* **Task prompt**: In the entries below, count the lines holding "this". Reply with the number only.

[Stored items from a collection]
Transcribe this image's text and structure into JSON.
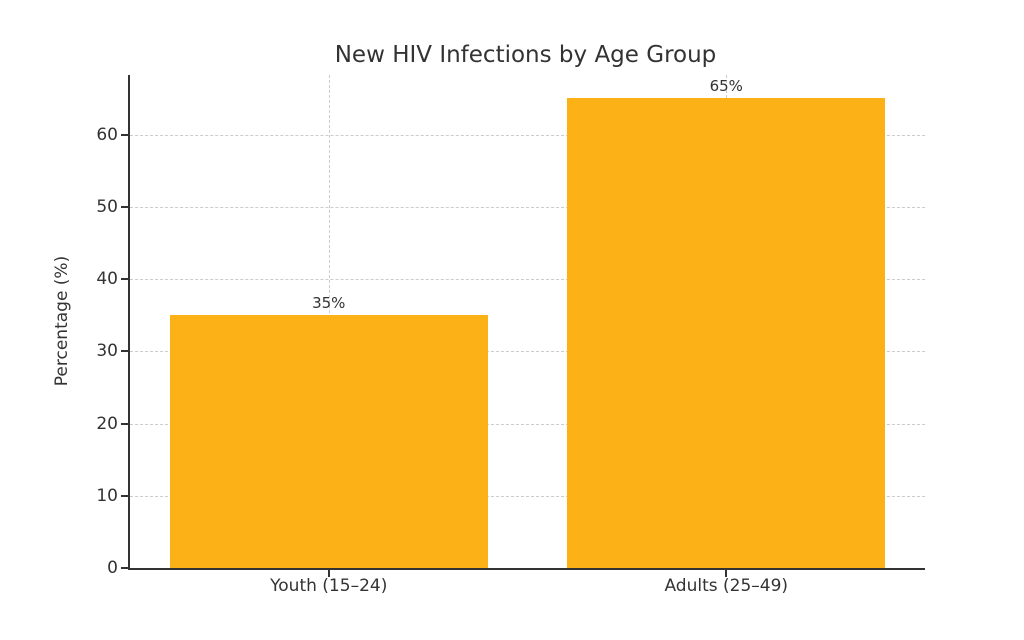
{
  "chart_data": {
    "type": "bar",
    "title": "New HIV Infections by Age Group",
    "xlabel": "",
    "ylabel": "Percentage (%)",
    "categories": [
      "Youth (15–24)",
      "Adults (25–49)"
    ],
    "values": [
      35,
      65
    ],
    "value_labels": [
      "35%",
      "65%"
    ],
    "yticks": [
      0,
      10,
      20,
      30,
      40,
      50,
      60
    ],
    "ylim": [
      0,
      68.25
    ],
    "bar_color": "#FCB216",
    "bar_width_fraction": 0.8,
    "grid": "dashed horizontal and vertical gridlines",
    "grid_color": "#cccccc",
    "axis_color": "#333333",
    "text_color": "#333333",
    "legend_position": "none",
    "background_color": "#ffffff"
  }
}
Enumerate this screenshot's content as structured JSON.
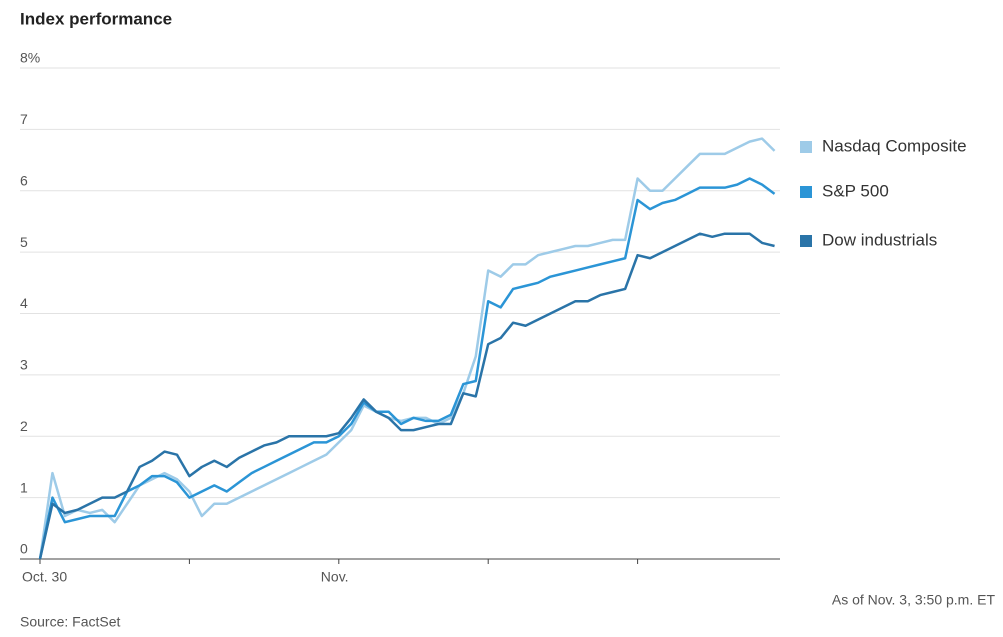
{
  "chart_data": {
    "type": "line",
    "title": "Index performance",
    "source": "Source: FactSet",
    "note": "As of Nov. 3, 3:50 p.m. ET",
    "categories": [
      "Oct. 30",
      null,
      null,
      null,
      null,
      null,
      null,
      null,
      null,
      null,
      null,
      null,
      null,
      null,
      null,
      null,
      null,
      null,
      null,
      null,
      null,
      null,
      null,
      null,
      "Nov.",
      null,
      null,
      null,
      null,
      null,
      null,
      null,
      null,
      null,
      null,
      null,
      null,
      null,
      null,
      null,
      null,
      null,
      null,
      null,
      null,
      null,
      null,
      null,
      null,
      null,
      null,
      null,
      null,
      null,
      null,
      null,
      null,
      null,
      null,
      null
    ],
    "xticks": [
      0,
      12,
      24,
      36,
      48
    ],
    "ylim": [
      0,
      8
    ],
    "yticks": [
      0,
      1,
      2,
      3,
      4,
      5,
      6,
      7,
      {
        "value": 8,
        "label": "8%"
      }
    ],
    "grid": true,
    "legend": "right",
    "series": [
      {
        "name": "Nasdaq Composite",
        "color": "#9ecbe8",
        "values": [
          0,
          1.4,
          0.7,
          0.8,
          0.75,
          0.8,
          0.6,
          0.9,
          1.2,
          1.3,
          1.4,
          1.3,
          1.1,
          0.7,
          0.9,
          0.9,
          1.0,
          1.1,
          1.2,
          1.3,
          1.4,
          1.5,
          1.6,
          1.7,
          1.9,
          2.1,
          2.5,
          2.4,
          2.3,
          2.25,
          2.3,
          2.3,
          2.2,
          2.3,
          2.7,
          3.3,
          4.7,
          4.6,
          4.8,
          4.8,
          4.95,
          5.0,
          5.05,
          5.1,
          5.1,
          5.15,
          5.2,
          5.2,
          6.2,
          6.0,
          6.0,
          6.2,
          6.4,
          6.6,
          6.6,
          6.6,
          6.7,
          6.8,
          6.85,
          6.65
        ]
      },
      {
        "name": "S&P 500",
        "color": "#2b95d6",
        "values": [
          0,
          1.0,
          0.6,
          0.65,
          0.7,
          0.7,
          0.7,
          1.1,
          1.2,
          1.35,
          1.35,
          1.25,
          1.0,
          1.1,
          1.2,
          1.1,
          1.25,
          1.4,
          1.5,
          1.6,
          1.7,
          1.8,
          1.9,
          1.9,
          2.0,
          2.2,
          2.55,
          2.4,
          2.4,
          2.2,
          2.3,
          2.25,
          2.25,
          2.35,
          2.85,
          2.9,
          4.2,
          4.1,
          4.4,
          4.45,
          4.5,
          4.6,
          4.65,
          4.7,
          4.75,
          4.8,
          4.85,
          4.9,
          5.85,
          5.7,
          5.8,
          5.85,
          5.95,
          6.05,
          6.05,
          6.05,
          6.1,
          6.2,
          6.1,
          5.95
        ]
      },
      {
        "name": "Dow industrials",
        "color": "#2a74a8",
        "values": [
          0,
          0.9,
          0.75,
          0.8,
          0.9,
          1.0,
          1.0,
          1.1,
          1.5,
          1.6,
          1.75,
          1.7,
          1.35,
          1.5,
          1.6,
          1.5,
          1.65,
          1.75,
          1.85,
          1.9,
          2.0,
          2.0,
          2.0,
          2.0,
          2.05,
          2.3,
          2.6,
          2.4,
          2.3,
          2.1,
          2.1,
          2.15,
          2.2,
          2.2,
          2.7,
          2.65,
          3.5,
          3.6,
          3.85,
          3.8,
          3.9,
          4.0,
          4.1,
          4.2,
          4.2,
          4.3,
          4.35,
          4.4,
          4.95,
          4.9,
          5.0,
          5.1,
          5.2,
          5.3,
          5.25,
          5.3,
          5.3,
          5.3,
          5.15,
          5.1
        ]
      }
    ]
  }
}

* **The output**: 2